[TEXT EXCERPT]
Participants managing Affordable Housing properties described compliance-oriented workflows that added manual review, approval, and documentation steps not present in conventional property management. On-Site was not purpose-built to support these requirements. The result was a product that served market-rate operations adequately and Affordable Housing operations poorly, without surfacing that gap in standard performance data.

System Status Was Opaque

Users frequently lacked clear visibility into where a workflow stood, what had been completed, what was pending, and what action was required next. The absence of legible system state meant that site teams relied on memory, manual notes, or repeated checking to track progress through multi-step leasing processes.

Normalization Concealed the Severity of Friction

Site-level users had internalized significant amounts of operational friction through low expectations and habituated workarounds. This created a measurement problem: satisfaction signals from users who have adapted to a broken process do not accurately reflect the product's actual performance. The adaptation was visible; what it was covering was not.

High Retention Was Masking Feedback Cycles

High resident retention reduced the frequency of leasing activity at many properties, which in turn reduced the frequency of reported friction. Participants who leased infrequently encountered problems less often and had less occasion to escalate them. Market-rate retention trends have been notably high since 2021, compressing turnover volume across the industry. If retention softens and leasing volume increases, the operational gaps documented in this research will surface more visibly and more urgently.

Impact & Reflection

The research readout was delivered to SVP, GM, and PM leadership in March 2025. Feedback was explicitly positive, with appreciation for the structure, clarity, and fidelity of client voice in the findings. The engagement reinforced the case for ongoing UX research support in operationally complex product areas, rather than one-off efforts tied to discrete sales or product moments.

What this project reinforced:

  • The value of interrogating the premise before committing to a method. The original research request was built on an assumption that turned out to be empirically false. Catching that early, using existing data, prevented six weeks of recruiting effort aimed at participants who did not exist and findings that would not have served the product team's actual needs.

[INFORMATION SUPPLIED]
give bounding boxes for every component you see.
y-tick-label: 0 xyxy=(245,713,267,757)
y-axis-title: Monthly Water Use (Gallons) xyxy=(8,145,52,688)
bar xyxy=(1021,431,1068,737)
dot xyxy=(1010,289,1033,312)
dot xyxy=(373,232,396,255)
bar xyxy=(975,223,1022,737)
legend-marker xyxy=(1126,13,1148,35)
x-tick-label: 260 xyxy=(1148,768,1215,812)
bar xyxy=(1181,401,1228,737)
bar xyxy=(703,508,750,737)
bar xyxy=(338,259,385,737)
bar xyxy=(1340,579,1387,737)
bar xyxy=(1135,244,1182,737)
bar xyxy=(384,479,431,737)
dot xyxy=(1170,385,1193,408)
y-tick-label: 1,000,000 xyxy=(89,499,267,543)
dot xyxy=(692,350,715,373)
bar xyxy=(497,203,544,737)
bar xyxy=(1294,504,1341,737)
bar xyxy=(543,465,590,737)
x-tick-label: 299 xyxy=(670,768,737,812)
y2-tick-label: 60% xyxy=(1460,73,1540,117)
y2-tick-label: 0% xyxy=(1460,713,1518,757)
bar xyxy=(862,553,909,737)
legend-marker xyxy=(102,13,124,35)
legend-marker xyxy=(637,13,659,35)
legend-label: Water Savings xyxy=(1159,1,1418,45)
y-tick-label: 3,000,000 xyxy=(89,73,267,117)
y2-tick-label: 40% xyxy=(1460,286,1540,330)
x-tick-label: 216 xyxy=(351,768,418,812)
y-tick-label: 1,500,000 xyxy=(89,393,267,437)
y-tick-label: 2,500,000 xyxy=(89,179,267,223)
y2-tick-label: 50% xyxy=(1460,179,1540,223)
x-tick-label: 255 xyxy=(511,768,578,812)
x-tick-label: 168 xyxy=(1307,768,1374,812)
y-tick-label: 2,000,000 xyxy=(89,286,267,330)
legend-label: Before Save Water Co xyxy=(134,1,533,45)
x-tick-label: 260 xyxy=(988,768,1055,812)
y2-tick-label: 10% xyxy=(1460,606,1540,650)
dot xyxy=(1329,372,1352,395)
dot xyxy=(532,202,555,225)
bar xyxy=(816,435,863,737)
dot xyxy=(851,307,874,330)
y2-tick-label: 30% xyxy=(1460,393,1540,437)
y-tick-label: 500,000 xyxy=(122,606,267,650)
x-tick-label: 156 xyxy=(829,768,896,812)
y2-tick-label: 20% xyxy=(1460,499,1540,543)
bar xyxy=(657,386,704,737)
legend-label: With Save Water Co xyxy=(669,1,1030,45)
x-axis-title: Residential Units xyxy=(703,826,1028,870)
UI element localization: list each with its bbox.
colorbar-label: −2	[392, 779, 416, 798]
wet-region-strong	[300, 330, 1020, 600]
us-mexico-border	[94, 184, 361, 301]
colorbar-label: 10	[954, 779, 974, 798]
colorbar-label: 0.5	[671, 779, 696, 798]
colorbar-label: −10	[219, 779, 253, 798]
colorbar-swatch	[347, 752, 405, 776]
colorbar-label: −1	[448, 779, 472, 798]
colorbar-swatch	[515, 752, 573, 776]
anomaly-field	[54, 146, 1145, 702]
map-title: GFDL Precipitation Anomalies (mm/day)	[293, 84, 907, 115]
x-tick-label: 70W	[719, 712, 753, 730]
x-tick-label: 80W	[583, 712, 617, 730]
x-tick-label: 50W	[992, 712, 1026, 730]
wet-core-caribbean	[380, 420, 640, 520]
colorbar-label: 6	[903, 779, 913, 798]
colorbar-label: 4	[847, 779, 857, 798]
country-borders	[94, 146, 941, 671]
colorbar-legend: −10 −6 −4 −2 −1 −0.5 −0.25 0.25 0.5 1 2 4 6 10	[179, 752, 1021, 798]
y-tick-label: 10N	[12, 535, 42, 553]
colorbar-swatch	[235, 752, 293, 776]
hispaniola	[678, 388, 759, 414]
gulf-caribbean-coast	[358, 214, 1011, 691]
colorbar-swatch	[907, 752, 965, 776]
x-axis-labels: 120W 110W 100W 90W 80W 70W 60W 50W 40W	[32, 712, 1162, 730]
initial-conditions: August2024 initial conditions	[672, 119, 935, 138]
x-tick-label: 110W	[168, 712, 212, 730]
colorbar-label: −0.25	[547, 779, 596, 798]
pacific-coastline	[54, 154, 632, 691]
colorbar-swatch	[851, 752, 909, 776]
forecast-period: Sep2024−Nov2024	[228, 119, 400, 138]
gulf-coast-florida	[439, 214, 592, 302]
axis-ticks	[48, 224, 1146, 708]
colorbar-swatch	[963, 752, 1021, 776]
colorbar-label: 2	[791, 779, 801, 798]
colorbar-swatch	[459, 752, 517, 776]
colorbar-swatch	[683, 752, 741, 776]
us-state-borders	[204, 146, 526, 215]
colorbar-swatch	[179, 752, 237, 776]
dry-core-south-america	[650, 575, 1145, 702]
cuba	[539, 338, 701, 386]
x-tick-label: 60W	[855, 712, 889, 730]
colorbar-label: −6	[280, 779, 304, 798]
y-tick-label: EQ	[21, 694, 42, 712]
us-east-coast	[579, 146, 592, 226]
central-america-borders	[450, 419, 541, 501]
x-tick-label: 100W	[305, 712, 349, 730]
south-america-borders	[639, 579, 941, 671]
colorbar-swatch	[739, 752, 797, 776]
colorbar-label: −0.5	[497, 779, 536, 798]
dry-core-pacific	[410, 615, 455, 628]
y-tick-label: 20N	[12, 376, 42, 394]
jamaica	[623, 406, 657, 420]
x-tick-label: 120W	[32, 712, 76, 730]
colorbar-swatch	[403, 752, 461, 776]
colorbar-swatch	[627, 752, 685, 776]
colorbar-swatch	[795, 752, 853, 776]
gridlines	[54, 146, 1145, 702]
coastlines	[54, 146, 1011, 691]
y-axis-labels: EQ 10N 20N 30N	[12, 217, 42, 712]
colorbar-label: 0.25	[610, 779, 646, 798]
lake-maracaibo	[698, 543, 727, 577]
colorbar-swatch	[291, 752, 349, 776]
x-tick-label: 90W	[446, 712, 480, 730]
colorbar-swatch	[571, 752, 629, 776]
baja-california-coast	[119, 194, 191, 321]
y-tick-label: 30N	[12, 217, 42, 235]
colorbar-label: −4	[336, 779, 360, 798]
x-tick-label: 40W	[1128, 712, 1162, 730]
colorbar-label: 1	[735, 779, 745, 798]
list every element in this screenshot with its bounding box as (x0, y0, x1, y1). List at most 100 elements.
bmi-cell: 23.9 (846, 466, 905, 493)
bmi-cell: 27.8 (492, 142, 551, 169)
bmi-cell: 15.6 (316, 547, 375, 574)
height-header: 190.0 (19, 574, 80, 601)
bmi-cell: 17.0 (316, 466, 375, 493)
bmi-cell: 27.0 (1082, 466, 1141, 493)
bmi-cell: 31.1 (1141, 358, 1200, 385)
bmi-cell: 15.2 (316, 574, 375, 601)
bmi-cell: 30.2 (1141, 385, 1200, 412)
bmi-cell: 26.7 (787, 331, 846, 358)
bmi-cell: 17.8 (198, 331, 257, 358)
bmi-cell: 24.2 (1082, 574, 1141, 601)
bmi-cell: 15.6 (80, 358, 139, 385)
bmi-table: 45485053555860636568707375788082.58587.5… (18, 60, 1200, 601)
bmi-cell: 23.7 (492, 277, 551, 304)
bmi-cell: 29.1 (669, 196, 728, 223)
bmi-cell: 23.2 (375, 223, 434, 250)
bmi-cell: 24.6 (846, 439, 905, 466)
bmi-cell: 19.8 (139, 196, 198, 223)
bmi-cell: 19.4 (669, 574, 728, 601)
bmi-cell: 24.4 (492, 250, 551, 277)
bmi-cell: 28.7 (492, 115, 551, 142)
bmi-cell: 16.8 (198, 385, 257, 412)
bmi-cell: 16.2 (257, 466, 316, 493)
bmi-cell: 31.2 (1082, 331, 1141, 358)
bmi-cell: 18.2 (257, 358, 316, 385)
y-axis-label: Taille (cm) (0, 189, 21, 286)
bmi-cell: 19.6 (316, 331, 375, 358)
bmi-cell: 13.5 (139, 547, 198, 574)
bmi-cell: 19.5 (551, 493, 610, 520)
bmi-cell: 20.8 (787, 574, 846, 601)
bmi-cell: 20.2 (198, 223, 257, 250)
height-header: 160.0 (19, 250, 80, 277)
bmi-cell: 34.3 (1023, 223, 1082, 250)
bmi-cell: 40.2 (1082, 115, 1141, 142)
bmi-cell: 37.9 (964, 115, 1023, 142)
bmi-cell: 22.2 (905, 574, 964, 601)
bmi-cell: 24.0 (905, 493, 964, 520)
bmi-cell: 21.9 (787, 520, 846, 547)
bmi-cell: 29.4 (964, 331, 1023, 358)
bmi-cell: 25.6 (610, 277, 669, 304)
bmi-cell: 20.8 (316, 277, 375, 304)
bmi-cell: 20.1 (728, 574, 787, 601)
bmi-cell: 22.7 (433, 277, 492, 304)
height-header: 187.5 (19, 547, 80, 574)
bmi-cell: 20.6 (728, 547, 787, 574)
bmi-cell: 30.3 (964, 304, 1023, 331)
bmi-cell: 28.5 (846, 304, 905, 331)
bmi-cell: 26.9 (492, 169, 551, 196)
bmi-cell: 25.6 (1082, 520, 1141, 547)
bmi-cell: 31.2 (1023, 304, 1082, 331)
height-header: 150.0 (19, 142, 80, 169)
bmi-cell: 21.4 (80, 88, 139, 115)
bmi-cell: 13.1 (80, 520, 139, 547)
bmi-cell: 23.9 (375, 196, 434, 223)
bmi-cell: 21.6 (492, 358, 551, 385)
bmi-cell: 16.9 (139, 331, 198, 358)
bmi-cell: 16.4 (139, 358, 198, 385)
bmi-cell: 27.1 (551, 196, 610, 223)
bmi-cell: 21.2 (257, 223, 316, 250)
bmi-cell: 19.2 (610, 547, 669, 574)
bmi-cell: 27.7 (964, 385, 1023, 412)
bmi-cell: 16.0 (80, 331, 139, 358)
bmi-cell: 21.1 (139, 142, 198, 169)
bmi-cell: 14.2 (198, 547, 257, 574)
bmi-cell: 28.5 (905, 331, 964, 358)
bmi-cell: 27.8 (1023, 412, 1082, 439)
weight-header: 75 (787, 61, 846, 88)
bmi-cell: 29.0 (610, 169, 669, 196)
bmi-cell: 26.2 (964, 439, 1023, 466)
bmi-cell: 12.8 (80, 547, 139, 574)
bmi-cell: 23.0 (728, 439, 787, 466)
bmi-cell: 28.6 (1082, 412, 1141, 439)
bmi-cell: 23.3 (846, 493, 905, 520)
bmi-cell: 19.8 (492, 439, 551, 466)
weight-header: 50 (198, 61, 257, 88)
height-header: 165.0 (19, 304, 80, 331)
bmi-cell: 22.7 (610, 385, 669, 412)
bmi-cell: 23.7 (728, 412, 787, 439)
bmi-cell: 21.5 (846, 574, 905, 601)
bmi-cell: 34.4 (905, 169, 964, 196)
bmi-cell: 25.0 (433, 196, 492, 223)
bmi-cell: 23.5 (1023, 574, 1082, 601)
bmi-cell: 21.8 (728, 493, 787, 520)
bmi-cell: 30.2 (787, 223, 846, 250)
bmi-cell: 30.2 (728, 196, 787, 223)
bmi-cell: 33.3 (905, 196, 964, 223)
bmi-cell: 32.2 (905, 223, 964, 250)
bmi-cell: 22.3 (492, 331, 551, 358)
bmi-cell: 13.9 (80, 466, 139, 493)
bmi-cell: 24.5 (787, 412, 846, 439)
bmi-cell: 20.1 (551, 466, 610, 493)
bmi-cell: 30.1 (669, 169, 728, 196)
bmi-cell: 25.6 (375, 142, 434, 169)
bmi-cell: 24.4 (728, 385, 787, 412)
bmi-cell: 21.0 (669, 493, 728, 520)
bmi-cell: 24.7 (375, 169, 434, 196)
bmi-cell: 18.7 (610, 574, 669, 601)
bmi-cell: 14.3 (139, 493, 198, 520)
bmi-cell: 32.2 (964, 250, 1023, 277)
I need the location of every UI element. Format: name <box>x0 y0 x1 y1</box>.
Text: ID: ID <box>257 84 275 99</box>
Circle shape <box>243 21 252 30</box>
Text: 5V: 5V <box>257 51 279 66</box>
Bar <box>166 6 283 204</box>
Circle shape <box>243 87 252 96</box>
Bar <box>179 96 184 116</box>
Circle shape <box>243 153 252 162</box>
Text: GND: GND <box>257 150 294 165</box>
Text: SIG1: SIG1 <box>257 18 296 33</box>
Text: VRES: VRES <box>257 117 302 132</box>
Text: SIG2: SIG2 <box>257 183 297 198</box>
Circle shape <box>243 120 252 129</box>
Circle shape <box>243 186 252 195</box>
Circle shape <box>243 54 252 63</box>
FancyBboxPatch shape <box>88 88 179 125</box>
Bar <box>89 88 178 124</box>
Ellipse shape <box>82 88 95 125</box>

[INSTRUCTIONS TO FOLLOW]
Write the next part of the case study on On-Site user research, starting right after its last sentence. The records have no connection to the case study.

[WRITTEN ANSWER]
  • The importance of cross-functional coordination in recruiting. Access to the right participants required active partnership across Sales, SAMs, Implementations, and Reporting. No single team had a complete picture, and no single outreach path was sufficient. Shared tracking in Loop was essential to keeping that coordination legible across teams.
  • The diagnostic value of normalization. The most operationally significant findings in this study were not the ones participants led with. They were the ones embedded in matter-of-fact descriptions of how things worked. Surfacing those required listening not just for what participants said was a problem, but for what they described as normal.
  • The risk of low-signal satisfaction data in low-turnover environments. When leasing activity is infrequent, product friction is infrequent, and the feedback that would surface it is infrequent. Research that relies on complaint rates or escalation volume as a proxy for product health will miss problems that are real but rarely triggered. That is a structural risk that became visible in this study and is worth carrying forward as a methodological caution.

Artifacts

The following materials were produced during this engagement:

  • Research plan (PDF): scoped effort, approach, and goals
  • Interview guide (PDF): framework for participant sessions
  • Key insights overview (PDF): summary of shared or high-priority findings across sessions
  • Full research readout deck: presented to SVP, GM, and PM leadership in March 2025
  • Recruiting and incentives tracker (Microsoft Loop): cross-functional participant coordination log

Note: The research plan, interview guide, and key insights overview are available as public PDFs. The full readout deck contains client-identifiable material and is subject to NDA restrictions; it can be discussed and selectively shared in portfolio conversations.